■ Exercise aim ■
Your task is to retype each line of the data below exactly.
==============================
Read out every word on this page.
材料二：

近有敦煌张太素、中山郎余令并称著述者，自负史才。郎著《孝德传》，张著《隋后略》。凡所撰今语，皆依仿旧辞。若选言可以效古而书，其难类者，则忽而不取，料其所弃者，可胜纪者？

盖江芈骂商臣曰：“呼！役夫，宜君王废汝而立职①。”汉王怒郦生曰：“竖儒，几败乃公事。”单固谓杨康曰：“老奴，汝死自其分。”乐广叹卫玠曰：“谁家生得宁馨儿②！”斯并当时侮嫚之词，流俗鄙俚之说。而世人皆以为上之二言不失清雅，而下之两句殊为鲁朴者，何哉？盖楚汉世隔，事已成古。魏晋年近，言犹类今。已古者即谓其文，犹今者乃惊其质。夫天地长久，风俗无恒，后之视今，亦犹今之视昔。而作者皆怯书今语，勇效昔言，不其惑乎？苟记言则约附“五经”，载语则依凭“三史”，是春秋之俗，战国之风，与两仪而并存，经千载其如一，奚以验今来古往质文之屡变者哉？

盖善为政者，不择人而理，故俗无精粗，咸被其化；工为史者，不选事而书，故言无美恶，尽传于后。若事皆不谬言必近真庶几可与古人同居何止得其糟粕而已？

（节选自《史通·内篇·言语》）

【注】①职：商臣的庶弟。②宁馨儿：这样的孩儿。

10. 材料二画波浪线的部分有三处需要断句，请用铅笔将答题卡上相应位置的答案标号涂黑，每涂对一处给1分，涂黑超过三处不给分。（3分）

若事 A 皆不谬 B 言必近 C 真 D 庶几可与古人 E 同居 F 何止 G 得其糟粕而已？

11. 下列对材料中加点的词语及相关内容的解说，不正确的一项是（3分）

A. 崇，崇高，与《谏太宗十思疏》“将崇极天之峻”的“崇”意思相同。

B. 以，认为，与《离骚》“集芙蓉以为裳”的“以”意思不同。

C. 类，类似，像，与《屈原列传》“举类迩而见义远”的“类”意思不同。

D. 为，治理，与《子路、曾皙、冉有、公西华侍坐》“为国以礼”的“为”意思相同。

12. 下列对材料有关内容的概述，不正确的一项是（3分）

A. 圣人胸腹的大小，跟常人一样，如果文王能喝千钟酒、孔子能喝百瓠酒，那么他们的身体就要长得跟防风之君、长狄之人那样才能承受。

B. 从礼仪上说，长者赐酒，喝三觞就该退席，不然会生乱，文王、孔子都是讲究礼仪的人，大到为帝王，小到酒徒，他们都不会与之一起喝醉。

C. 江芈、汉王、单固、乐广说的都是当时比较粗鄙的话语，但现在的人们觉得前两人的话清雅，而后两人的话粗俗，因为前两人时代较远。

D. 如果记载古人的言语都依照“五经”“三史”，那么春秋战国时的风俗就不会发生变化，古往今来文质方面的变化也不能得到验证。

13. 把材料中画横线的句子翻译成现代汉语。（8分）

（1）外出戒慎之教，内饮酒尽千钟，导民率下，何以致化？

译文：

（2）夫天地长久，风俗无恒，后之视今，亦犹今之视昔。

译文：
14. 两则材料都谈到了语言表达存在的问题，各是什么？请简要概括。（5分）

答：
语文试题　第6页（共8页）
==============================
■ Response to the task ■
Read out every word on this page.
材料二：

近有敦煌张太素、中山郎余令并称著述者，自负史才。郎著《孝德传》，张著《隋后略》。凡所撰今语，皆依仿旧辞。若选言可以效古而书，其难类者，则忽而不取，料其所弃者，可胜纪者？

盖江芈骂商臣曰：“呼！役夫，宜君王废汝而立职①。”汉王怒郦生曰：“竖儒，几败乃公事。”单固谓杨康曰：“老奴，汝死自其分。”乐广叹卫玠曰：“谁家生得宁馨儿②！”斯并当时侮嫚之词，流俗鄙俚之说。而世人皆以为上之二言不失清雅，而下之两句殊为鲁朴者，何哉？盖楚汉世隔，事已成古。魏晋年近，言犹类今。已古者即谓其文，犹今者乃惊其质。夫天地长久，风俗无恒，后之视今，亦犹今之视昔。而作者皆怯书今语，勇效昔言，不其惑乎？苟记言则约附“五经”，载语则依凭“三史”，是春秋之俗，战国之风，与两仪而并存，经千载其如一，奚以验今来古往质文之屡变者哉？

盖善为政者，不择人而理，故俗无精粗，咸被其化；工为史者，不选事而书，故言无美恶，尽传于后。若事皆不谬言必近真庶几可与古人同居何止得其糟粕而已？

（节选自《史通·内篇·言语》）

【注】①职：商臣的庶弟。②宁馨儿：这样的孩儿。

10. 材料二画波浪线的部分有三处需要断句，请用铅笔将答题卡上相应位置的答案标号涂黑，每涂对一处给1分，涂黑超过三处不给分。（3分）

若事 A 皆不谬 B 言必近 C 真 D 庶几可与古人 E 同居 F 何止 G 得其糟粕而已？

11. 下列对材料中加点的词语及相关内容的解说，不正确的一项是（3分）

A. 崇，崇高，与《谏太宗十思疏》“将崇极天之峻”的“崇”意思相同。

B. 以，认为，与《离骚》“集芙蓉以为裳”的“以”意思不同。

C. 类，类似，像，与《屈原列传》“举类迩而见义远”的“类”意思不同。

D. 为，治理，与《子路、曾皙、冉有、公西华侍坐》“为国以礼”的“为”意思相同。

12. 下列对材料有关内容的概述，不正确的一项是（3分）

A. 圣人胸腹的大小，跟常人一样，如果文王能喝千钟酒、孔子能喝百瓠酒，那么他们的身体就要长得跟防风之君、长狄之人那样才能承受。

B. 从礼仪上说，长者赐酒，喝三觞就该退席，不然会生乱，文王、孔子都是讲究礼仪的人，大到为帝王，小到酒徒，他们都不会与之一起喝醉。

C. 江芈、汉王、单固、乐广说的都是当时比较粗鄙的话语，但现在的人们觉得前两人的话清雅，而后两人的话粗俗，因为前两人时代较远。

D. 如果记载古人的言语都依照“五经”“三史”，那么春秋战国时的风俗就不会发生变化，古往今来文质方面的变化也不能得到验证。

13. 把材料中画横线的句子翻译成现代汉语。（8分）

（1）外出戒慎之教，内饮酒尽千钟，导民率下，何以致化？

译文：

（2）夫天地长久，风俗无恒，后之视今，亦犹今之视昔。

译文：
14. 两则材料都谈到了语言表达存在的问题，各是什么？请简要概括。（5分）

答：
语文试题　第6页（共8页）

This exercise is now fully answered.